* _WHAT YOU HAVE TO DO_:
Copy each line in which the string "Term" occurs.

* _RECORDS PROVIDED_:
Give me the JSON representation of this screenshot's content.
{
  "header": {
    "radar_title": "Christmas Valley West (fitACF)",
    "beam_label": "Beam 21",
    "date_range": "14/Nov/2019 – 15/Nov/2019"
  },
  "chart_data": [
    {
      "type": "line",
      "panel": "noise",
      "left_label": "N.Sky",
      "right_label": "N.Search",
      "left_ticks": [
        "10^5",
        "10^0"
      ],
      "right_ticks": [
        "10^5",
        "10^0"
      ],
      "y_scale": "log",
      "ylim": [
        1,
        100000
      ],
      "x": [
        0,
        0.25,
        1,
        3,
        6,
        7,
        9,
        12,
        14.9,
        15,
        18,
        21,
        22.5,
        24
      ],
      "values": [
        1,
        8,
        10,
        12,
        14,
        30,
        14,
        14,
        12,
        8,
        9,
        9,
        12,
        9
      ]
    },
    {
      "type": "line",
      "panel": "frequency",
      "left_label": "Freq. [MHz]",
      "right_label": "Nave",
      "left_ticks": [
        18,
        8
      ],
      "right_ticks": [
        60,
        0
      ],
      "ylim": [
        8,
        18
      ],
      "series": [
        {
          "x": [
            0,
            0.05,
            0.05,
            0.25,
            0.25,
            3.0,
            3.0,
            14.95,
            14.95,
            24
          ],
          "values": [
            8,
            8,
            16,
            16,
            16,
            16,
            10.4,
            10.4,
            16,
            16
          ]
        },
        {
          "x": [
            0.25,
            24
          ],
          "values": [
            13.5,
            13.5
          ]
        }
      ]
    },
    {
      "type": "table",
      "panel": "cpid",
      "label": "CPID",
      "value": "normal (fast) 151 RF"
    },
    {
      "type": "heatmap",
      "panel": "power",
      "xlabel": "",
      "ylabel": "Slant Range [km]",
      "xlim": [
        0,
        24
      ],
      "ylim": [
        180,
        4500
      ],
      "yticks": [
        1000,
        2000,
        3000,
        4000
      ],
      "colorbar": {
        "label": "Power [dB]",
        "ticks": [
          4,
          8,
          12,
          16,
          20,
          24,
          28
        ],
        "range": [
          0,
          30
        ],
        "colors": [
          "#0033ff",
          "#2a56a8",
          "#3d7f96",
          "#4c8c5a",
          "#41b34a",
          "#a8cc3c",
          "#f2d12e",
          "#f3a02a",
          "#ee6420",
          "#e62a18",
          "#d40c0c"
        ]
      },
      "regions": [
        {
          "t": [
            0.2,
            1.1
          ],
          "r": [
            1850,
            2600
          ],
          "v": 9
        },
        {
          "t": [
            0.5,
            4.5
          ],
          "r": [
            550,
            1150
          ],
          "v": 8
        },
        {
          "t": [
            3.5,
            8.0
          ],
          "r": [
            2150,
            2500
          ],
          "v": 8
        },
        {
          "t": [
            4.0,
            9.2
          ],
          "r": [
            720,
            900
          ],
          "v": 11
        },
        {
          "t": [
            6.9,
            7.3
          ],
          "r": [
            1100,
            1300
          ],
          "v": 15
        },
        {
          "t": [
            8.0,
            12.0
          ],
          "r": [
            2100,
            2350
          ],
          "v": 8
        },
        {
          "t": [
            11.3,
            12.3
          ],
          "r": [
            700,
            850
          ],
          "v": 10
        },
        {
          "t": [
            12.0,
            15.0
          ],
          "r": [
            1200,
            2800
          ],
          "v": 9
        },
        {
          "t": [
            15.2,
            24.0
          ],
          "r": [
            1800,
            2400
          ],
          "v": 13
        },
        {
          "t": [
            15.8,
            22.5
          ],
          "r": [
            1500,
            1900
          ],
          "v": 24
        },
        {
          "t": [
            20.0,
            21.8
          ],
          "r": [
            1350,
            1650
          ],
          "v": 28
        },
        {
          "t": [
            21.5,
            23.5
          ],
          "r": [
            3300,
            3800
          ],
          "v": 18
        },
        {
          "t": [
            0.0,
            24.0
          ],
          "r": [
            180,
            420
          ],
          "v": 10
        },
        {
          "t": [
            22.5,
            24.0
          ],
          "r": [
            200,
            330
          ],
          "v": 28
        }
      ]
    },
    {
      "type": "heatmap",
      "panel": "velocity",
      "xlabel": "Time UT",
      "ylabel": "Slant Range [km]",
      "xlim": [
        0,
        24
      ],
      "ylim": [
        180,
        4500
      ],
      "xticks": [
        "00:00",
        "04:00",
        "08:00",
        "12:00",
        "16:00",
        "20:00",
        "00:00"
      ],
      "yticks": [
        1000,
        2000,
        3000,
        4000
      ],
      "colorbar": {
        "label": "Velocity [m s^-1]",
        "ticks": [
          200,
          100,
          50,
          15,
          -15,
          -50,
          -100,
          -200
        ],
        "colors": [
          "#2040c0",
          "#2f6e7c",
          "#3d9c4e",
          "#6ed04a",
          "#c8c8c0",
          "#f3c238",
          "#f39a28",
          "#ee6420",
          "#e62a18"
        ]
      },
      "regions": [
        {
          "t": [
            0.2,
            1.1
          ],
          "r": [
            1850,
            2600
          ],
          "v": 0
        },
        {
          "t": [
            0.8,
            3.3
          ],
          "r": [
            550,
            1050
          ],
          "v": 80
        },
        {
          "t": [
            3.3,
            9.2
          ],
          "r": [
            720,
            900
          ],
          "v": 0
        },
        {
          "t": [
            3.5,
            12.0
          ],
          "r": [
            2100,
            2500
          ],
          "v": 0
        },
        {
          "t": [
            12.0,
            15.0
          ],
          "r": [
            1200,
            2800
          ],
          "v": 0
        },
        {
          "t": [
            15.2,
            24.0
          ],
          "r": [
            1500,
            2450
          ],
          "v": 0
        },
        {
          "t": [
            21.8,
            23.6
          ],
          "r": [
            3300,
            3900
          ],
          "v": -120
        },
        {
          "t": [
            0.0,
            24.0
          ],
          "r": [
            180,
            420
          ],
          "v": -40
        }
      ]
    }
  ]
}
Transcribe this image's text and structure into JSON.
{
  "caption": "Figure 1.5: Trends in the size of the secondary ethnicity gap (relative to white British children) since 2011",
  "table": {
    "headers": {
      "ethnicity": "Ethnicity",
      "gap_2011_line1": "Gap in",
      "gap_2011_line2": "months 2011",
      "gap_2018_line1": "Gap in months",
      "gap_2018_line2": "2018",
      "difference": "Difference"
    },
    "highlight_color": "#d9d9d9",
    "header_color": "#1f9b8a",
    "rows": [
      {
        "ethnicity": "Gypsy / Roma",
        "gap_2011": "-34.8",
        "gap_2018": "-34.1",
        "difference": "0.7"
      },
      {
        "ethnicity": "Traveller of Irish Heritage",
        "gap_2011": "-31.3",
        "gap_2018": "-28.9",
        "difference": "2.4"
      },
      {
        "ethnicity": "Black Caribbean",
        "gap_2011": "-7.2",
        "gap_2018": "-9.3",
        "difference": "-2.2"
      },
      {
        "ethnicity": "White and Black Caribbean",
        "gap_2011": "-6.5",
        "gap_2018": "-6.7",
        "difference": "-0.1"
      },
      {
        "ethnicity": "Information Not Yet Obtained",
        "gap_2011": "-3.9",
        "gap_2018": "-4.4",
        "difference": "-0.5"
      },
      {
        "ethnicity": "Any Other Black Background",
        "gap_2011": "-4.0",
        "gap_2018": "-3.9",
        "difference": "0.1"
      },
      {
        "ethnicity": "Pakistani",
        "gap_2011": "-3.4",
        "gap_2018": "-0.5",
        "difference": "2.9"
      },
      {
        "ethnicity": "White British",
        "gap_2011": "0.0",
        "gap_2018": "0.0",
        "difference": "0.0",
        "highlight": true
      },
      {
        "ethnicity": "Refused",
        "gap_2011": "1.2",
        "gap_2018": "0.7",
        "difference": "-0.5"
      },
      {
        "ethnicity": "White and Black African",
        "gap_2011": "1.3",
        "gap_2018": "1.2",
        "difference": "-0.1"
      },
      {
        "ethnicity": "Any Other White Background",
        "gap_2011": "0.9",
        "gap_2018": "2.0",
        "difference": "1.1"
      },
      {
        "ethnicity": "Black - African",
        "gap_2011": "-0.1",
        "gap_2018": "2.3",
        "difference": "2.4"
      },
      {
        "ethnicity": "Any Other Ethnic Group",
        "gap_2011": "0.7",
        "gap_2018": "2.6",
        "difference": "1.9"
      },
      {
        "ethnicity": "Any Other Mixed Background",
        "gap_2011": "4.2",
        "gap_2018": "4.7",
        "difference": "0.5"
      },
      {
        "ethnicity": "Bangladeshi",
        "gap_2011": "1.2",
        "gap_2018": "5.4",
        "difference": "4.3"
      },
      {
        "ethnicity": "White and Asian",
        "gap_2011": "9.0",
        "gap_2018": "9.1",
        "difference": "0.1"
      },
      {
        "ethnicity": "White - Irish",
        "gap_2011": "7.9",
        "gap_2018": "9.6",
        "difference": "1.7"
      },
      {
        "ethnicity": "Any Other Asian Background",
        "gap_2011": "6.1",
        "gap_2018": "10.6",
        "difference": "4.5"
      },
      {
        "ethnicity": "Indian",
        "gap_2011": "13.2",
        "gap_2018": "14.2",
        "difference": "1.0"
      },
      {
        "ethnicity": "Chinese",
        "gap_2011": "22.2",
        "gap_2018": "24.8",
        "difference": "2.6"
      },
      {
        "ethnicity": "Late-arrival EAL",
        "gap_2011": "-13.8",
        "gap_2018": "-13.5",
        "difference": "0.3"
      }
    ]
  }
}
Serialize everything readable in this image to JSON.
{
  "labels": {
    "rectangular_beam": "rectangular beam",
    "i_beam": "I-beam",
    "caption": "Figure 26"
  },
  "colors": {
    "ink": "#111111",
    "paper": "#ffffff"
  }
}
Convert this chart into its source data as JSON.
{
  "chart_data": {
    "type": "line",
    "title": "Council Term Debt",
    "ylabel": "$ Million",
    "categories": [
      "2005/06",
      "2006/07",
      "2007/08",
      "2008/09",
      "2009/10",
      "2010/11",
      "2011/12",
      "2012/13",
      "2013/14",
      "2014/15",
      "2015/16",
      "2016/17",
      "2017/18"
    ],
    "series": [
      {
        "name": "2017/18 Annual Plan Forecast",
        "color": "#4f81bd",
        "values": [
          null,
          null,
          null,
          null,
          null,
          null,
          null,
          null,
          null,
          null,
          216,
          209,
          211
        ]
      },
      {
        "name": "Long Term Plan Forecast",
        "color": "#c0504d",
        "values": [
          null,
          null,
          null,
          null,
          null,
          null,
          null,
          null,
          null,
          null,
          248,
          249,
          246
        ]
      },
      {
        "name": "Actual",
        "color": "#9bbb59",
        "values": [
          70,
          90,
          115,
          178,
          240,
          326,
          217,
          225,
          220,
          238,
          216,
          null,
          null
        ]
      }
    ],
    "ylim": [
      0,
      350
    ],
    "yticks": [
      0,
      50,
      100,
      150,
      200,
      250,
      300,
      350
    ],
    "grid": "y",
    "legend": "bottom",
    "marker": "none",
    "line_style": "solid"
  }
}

* _SOLUTION_:
    "title": "Council Term Debt",
        "name": "Long Term Plan Forecast",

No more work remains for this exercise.